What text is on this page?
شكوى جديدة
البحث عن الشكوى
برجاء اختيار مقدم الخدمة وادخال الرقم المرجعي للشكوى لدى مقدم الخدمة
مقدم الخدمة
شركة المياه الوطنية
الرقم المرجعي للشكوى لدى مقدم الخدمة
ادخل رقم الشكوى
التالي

-------

* What is expected: Isolate each line of the listing above that includes "للشكوى". Copy it.

* Output below:
برجاء اختيار مقدم الخدمة وادخال الرقم المرجعي للشكوى لدى مقدم الخدمة
الرقم المرجعي للشكوى لدى مقدم الخدمة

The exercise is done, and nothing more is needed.